* _SET PROBLEM 1_: Please reproduce the entries between the line holding "Enumerate the UI" and the line holding "chevron-right-icon[interactable]: › <box>722 75", inclusive, substituting "dialog-toggle-icon" for "toggle-dialog-icon" and leaving everything else unchanged.

* _SOURCE TEXT_:
-- begin --
# Working holiday visa for uk residents



## finney (Jul 12, 2011)

Hi I'm a 28 yr old uk resident looking to go to Canada an was wondering what the age limit was. On the net iv read 30 and also 35 for 2 1 yr visas that you can use separately. If any 1 knows the real age it would be very helpful plus if the age limit still counts on the second yr.


----------



## Auld Yin (Mar 10, 2009)

You must apply by age 31. As long as you do that and are accepted your second year is moot.


----------



## finney (Jul 12, 2011)

Thanks sorry what does moot mean?


----------



## Auld Yin (Mar 10, 2009)

Just that once you're in you don't need a certain age to stay for your approved second year.


----------



## finney (Jul 12, 2011)

Ok thanks


----------



## Geggs1 (Apr 15, 2011)

I'm flying out to Vancouver in 5 days on a 1 year working holiday visa. I've just turned 30 in May. Can I apply for a second year in 12 months time?

I'm hoping to stay in Canada for 3 years if possible. I'm a tower crane driver and I believe it's on the list of jobs in need.

Many thanks for any feedback.


----------



## finney (Jul 12, 2011)

I think you have to apply before your 31 not sure if it's ok if you are already on 1 but pretty sure if you have a skill on the skills list or a job lined up there isn't an age limit so once your in the country and get contacts you should be alright


----------



## Etonee (Sep 22, 2011)
-- end --
Element position data
-- begin --
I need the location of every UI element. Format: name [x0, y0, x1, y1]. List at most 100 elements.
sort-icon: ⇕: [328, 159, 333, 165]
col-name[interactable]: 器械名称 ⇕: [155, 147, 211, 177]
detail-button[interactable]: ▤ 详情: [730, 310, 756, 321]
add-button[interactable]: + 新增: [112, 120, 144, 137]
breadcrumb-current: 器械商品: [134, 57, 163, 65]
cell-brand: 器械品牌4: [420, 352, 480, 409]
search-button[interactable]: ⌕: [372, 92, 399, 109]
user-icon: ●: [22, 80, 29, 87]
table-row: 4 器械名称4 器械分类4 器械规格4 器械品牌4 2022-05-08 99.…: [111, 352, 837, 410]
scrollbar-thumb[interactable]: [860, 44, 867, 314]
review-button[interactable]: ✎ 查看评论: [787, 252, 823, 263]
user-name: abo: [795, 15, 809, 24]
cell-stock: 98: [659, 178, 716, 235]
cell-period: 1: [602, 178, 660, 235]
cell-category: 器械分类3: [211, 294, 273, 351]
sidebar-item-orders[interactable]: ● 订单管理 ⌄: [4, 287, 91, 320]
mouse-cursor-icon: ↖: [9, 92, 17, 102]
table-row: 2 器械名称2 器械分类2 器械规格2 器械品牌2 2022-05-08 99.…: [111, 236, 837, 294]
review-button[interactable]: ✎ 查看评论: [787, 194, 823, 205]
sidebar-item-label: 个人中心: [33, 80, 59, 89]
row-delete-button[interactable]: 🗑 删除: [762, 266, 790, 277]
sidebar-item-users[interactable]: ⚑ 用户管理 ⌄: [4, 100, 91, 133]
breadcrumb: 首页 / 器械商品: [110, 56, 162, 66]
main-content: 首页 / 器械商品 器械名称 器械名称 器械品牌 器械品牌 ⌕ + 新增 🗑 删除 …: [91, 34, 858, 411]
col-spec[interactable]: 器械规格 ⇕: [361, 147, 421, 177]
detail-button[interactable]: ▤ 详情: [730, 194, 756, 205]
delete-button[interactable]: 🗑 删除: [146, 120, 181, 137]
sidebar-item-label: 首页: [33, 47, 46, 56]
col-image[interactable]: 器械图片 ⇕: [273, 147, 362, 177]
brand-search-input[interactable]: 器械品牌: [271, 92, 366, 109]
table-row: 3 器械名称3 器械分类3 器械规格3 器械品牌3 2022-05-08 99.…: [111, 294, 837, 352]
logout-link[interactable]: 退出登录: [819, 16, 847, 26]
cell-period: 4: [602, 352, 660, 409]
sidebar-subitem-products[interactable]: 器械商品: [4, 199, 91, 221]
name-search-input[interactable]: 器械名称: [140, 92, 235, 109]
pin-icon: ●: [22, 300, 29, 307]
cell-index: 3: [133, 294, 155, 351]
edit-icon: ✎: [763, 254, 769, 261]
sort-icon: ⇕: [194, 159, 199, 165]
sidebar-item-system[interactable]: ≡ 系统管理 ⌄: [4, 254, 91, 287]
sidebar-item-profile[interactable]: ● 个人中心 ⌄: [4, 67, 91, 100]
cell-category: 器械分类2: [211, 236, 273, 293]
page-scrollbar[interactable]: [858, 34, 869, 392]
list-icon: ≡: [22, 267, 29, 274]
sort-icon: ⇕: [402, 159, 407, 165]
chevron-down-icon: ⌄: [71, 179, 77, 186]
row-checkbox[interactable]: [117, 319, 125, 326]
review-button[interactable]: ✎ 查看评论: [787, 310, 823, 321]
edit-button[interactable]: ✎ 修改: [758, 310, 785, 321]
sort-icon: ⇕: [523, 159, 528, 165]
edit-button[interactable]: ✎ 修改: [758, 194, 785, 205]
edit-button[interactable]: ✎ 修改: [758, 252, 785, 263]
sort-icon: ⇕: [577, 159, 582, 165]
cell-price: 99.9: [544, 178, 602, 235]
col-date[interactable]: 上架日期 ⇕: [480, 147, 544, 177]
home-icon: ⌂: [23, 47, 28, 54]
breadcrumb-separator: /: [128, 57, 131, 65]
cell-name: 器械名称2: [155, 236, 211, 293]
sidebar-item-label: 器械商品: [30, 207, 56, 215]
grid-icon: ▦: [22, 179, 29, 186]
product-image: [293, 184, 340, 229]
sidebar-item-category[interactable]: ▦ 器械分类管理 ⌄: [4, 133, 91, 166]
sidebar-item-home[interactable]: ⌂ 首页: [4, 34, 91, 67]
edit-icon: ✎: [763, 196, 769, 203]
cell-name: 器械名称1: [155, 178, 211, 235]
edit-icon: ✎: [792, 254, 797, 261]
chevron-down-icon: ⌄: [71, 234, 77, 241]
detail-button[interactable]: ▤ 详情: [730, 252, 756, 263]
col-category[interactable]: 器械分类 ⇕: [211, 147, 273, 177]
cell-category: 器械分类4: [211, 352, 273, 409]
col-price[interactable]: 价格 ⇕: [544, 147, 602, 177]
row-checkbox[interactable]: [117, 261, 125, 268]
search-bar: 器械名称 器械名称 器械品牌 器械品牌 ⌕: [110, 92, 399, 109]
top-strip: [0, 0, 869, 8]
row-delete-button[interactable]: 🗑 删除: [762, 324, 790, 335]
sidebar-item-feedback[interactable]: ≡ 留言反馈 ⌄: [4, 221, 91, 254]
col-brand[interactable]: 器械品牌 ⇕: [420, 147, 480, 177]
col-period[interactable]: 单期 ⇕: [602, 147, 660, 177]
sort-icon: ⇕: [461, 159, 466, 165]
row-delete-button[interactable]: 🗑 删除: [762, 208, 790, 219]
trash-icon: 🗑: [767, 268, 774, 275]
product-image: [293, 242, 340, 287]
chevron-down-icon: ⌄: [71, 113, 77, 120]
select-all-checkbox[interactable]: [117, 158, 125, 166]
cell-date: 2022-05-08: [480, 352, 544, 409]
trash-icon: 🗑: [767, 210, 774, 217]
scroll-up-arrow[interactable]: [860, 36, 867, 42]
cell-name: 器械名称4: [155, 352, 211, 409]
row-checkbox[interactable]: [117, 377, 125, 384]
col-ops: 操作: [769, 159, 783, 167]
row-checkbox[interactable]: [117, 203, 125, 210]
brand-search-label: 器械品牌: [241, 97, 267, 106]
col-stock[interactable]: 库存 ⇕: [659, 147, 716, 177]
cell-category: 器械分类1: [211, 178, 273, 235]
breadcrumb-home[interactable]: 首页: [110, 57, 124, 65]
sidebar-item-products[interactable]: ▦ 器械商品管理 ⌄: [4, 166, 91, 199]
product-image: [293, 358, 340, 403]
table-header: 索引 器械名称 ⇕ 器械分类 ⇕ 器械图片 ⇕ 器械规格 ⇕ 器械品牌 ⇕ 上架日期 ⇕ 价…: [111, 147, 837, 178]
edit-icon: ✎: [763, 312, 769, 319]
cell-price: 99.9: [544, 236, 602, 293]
-- end --
-- begin --
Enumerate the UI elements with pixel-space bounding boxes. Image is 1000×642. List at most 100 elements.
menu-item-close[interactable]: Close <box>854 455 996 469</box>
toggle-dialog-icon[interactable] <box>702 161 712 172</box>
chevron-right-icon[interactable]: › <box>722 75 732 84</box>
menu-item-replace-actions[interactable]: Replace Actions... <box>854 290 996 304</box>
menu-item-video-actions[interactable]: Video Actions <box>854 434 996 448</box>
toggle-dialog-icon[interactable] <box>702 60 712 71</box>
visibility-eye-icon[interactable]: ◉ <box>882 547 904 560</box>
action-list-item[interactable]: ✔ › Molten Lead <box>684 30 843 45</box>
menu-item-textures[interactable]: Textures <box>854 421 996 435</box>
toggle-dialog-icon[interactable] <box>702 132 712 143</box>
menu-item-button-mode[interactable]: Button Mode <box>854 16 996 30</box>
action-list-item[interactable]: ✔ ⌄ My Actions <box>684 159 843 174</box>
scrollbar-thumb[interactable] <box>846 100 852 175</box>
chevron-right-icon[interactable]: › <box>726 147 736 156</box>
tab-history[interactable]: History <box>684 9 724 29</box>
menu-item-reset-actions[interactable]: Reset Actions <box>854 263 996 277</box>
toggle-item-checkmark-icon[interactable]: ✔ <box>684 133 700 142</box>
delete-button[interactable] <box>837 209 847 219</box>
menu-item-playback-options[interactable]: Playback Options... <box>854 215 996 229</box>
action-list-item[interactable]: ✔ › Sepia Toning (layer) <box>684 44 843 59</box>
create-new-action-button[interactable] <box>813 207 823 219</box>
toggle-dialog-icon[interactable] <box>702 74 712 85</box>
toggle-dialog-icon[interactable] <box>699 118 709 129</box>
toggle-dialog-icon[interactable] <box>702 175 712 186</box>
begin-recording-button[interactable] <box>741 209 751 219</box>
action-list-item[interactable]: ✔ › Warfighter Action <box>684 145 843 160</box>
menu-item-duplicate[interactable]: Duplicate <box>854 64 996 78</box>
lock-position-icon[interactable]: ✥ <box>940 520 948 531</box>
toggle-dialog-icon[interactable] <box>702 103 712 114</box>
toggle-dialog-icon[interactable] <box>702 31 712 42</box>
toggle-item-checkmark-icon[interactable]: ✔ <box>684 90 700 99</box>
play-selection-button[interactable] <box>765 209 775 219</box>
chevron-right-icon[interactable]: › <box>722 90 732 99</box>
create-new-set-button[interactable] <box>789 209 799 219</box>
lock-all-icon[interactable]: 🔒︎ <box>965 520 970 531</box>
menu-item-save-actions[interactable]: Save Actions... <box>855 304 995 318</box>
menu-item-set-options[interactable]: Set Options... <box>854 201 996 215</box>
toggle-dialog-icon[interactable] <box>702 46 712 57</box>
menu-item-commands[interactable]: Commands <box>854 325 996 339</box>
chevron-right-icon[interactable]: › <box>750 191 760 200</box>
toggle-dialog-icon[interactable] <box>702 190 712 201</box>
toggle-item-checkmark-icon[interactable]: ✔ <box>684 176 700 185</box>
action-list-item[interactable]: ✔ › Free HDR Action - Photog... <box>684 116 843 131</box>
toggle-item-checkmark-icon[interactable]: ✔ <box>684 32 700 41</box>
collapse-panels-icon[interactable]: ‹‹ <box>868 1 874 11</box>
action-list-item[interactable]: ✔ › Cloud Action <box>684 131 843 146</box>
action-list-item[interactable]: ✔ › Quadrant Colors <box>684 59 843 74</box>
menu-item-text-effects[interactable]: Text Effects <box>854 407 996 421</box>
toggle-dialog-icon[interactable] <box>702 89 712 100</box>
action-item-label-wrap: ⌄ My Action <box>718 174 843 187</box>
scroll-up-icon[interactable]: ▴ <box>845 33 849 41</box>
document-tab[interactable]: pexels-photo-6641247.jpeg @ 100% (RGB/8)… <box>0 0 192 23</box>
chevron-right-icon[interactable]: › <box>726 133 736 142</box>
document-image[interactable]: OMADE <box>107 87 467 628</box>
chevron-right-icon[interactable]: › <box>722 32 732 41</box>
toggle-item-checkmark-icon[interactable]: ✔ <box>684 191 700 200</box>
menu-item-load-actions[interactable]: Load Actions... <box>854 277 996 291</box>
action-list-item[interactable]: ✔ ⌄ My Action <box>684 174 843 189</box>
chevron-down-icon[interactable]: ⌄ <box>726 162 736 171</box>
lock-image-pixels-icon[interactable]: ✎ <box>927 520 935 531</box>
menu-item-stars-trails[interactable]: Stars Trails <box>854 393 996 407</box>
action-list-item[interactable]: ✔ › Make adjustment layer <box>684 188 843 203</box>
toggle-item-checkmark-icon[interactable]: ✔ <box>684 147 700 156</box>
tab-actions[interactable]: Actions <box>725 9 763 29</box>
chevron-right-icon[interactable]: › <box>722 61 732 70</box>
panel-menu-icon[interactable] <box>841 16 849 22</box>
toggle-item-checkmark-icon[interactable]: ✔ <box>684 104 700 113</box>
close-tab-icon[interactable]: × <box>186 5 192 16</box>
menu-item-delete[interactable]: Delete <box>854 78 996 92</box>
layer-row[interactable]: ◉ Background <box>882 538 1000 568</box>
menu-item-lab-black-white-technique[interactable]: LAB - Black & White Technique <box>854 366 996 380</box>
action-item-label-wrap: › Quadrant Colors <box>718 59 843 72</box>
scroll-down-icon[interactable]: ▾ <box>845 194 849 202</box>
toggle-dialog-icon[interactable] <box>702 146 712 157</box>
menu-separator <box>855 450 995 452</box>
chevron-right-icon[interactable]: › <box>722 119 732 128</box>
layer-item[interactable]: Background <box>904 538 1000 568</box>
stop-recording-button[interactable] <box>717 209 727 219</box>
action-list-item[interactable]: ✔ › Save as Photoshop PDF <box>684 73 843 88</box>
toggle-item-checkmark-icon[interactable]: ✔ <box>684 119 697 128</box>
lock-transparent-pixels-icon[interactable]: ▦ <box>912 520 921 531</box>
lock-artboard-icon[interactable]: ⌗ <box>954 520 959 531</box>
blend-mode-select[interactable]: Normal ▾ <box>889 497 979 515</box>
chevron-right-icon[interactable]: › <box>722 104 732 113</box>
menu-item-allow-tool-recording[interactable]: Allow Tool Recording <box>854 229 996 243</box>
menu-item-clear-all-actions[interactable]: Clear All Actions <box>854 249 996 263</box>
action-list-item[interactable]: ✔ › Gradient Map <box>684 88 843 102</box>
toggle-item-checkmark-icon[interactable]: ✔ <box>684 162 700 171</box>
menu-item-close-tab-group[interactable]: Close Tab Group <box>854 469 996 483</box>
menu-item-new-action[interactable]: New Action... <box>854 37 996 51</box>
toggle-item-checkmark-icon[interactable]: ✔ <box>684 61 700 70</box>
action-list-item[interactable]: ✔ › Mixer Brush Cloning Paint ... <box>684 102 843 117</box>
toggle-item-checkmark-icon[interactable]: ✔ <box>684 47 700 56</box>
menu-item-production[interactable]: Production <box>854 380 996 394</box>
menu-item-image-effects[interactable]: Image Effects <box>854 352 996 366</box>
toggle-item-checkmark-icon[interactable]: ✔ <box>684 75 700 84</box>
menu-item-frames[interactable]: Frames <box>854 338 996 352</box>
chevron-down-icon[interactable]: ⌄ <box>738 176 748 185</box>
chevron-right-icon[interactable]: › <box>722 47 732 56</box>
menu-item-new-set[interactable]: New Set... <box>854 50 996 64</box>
-- end --
* _SET PROBLEM 2_:
Answer these from the visa thread:
(a) By what age does Auld Yin say you must apply?
(b) What city is Geggs1 flying out to?
(c) What is Geggs1's job?

* _WRITTEN ANSWER 1_:
Enumerate the UI elements with pixel-space bounding boxes. Image is 1000×642. List at most 100 elements.
menu-item-close[interactable]: Close <box>854 455 996 469</box>
dialog-toggle-icon[interactable] <box>702 161 712 172</box>
chevron-right-icon[interactable]: › <box>722 75 732 84</box>

* _WRITTEN ANSWER 2_:
(a) By age 31.
(b) Vancouver.
(c) Tower crane driver.